### Entries shown
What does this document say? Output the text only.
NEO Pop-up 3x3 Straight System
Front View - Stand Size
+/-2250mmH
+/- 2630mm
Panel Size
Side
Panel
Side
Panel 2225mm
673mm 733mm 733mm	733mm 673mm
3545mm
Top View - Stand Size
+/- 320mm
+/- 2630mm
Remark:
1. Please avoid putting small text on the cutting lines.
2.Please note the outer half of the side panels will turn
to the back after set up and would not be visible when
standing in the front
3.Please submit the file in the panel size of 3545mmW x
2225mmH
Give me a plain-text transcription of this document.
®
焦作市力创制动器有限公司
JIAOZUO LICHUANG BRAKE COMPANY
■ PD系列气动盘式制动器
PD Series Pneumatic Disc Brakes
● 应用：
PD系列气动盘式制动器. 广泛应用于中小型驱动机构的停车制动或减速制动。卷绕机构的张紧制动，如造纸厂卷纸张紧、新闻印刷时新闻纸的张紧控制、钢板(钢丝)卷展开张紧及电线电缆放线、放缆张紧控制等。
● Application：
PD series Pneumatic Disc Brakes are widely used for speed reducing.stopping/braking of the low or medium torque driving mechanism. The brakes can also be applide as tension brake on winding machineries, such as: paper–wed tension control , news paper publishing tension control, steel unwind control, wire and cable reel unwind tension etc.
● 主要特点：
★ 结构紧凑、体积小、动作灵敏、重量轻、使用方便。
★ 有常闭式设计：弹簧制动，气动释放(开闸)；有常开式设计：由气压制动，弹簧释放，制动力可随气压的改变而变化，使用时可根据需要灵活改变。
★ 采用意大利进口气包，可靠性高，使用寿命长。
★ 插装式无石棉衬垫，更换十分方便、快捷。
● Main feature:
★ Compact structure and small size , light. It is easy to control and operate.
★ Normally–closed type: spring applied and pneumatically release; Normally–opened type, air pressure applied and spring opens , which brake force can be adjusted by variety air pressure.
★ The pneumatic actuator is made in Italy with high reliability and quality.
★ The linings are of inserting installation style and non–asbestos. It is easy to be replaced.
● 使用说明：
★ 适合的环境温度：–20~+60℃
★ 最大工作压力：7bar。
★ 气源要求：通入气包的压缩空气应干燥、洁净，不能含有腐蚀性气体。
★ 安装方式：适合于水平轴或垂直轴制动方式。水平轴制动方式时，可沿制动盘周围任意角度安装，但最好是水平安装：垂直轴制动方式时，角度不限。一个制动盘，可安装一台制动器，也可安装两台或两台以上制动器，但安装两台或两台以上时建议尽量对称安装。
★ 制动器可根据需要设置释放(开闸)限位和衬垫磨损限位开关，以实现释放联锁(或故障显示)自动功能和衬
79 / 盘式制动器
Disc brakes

### Required work
Extract every line containing the string "document" from the material.

### Solution to this problem
What does this document say? Output the text only.
Give me a plain-text transcription of this document.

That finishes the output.